### ENTRIES
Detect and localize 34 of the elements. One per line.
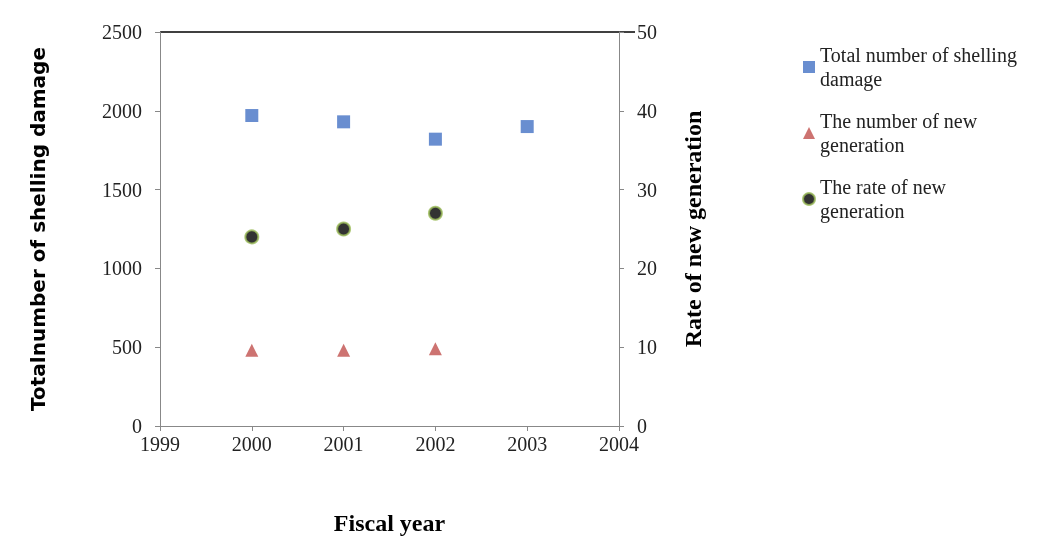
- y-axis-title: Totalnumber of shelling damage: [26, 47, 50, 411]
- x-tick-label: 2003: [507, 433, 548, 455]
- y2-tick-label: 10: [637, 336, 657, 359]
- y-tick-label: 0: [132, 415, 142, 437]
- point: [428, 132, 442, 146]
- x-tick-label: 2001: [323, 433, 364, 455]
- y-tick-label: 1500: [102, 178, 142, 201]
- legend-label: Total number of shelling damage: [820, 44, 1022, 91]
- x-axis-title: Fiscal year: [333, 510, 446, 536]
- y-tick-label: 500: [112, 336, 142, 359]
- y2-tick-label: 40: [637, 99, 657, 122]
- point: [336, 221, 352, 237]
- x-tick-label: 2002: [415, 433, 456, 455]
- x-tick-label: 1999: [140, 433, 180, 455]
- y2-axis-title: Rate of new generation: [680, 110, 706, 348]
- y2-tick-label: 30: [637, 178, 657, 201]
- point: [427, 205, 443, 221]
- point: [337, 115, 351, 129]
- x-tick-label: 2000: [231, 433, 272, 455]
- x-tick-label: 2004: [599, 433, 639, 455]
- point: [337, 343, 351, 357]
- y-tick-label: 2500: [102, 21, 142, 43]
- point: [520, 120, 534, 134]
- y2-tick-label: 20: [637, 257, 657, 280]
- point: [244, 229, 260, 245]
- point: [245, 109, 259, 123]
- point: [428, 342, 442, 356]
- y2-tick-label: 0: [637, 415, 647, 437]
- y-tick-label: 1000: [102, 257, 142, 280]
- legend-label: The number of new generation: [820, 110, 983, 157]
- y2-tick-label: 50: [637, 21, 657, 43]
- point: [245, 343, 259, 357]
- legend-label: The rate of new generation: [820, 176, 952, 223]
- y-tick-label: 2000: [102, 99, 142, 122]
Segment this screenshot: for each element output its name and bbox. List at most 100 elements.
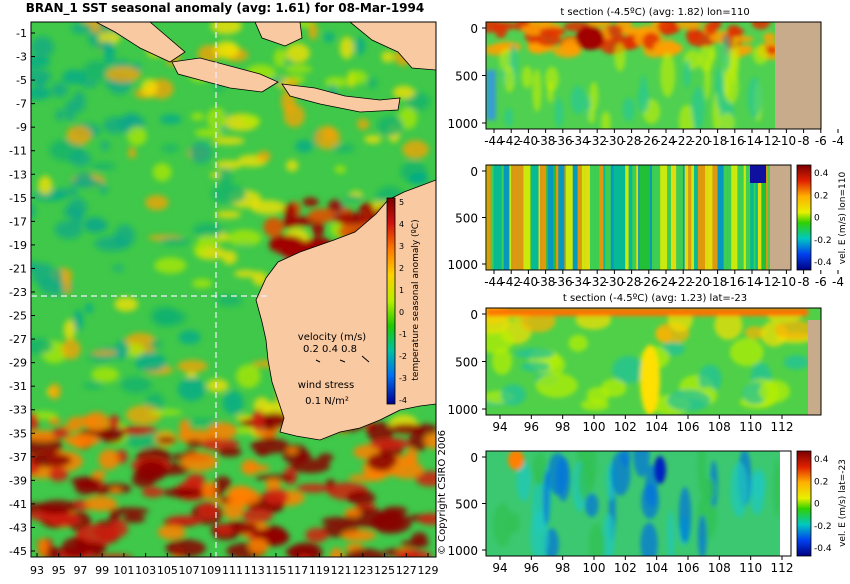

### WRITTEN REQUEST
Convert the records above into a Markdown table with the columns Row and Line, one row per line, numbered in order and with blank lines left out. Omit the pictures.

### WRITTEN ANSWER
| Row | Line |
|---|---|
| 1 | Detect and localize 34 of the elements. One per line. |
| 2 | - y-axis-title: Totalnumber of shelling damage: [26, 47, 50, 411] |
| 3 | - x-tick-label: 2003: [507, 433, 548, 455] |
| 4 | - y2-tick-label: 10: [637, 336, 657, 359] |
| 5 | - y-tick-label: 0: [132, 415, 142, 437] |
| 6 | - point: [428, 132, 442, 146] |
| 7 | - x-tick-label: 2001: [323, 433, 364, 455] |
| 8 | - y-tick-label: 1500: [102, 178, 142, 201] |
| 9 | - legend-label: Total number of shelling damage: [820, 44, 1022, 91] |
| 10 | - x-axis-title: Fiscal year: [333, 510, 446, 536] |
| 11 | - y-tick-label: 500: [112, 336, 142, 359] |
| 12 | - y2-tick-label: 40: [637, 99, 657, 122] |
| 13 | - point: [336, 221, 352, 237] |
| 14 | - x-tick-label: 2002: [415, 433, 456, 455] |
| 15 | - x-tick-label: 1999: [140, 433, 180, 455] |
| 16 | - y2-axis-title: Rate of new generation: [680, 110, 706, 348] |
| 17 | - y2-tick-label: 30: [637, 178, 657, 201] |
| 18 | - point: [427, 205, 443, 221] |
| 19 | - point: [337, 115, 351, 129] |
| 20 | - x-tick-label: 2000: [231, 433, 272, 455] |
| 21 | - x-tick-label: 2004: [599, 433, 639, 455] |
| 22 | - point: [337, 343, 351, 357] |
| 23 | - y-tick-label: 2500: [102, 21, 142, 43] |
| 24 | - point: [520, 120, 534, 134] |
| 25 | - y2-tick-label: 20: [637, 257, 657, 280] |
| 26 | - point: [244, 229, 260, 245] |
| 27 | - point: [245, 109, 259, 123] |
| 28 | - point: [428, 342, 442, 356] |
| 29 | - y2-tick-label: 0: [637, 415, 647, 437] |
| 30 | - y-tick-label: 1000: [102, 257, 142, 280] |
| 31 | - legend-label: The number of new generation: [820, 110, 983, 157] |
| 32 | - y2-tick-label: 50: [637, 21, 657, 43] |
| 33 | - point: [245, 343, 259, 357] |
| 34 | - legend-label: The rate of new generation: [820, 176, 952, 223] |
| 35 | - y-tick-label: 2000: [102, 99, 142, 122] |
| 36 | Segment this screenshot: for each element output its name and bbox. List at most 100 elements. |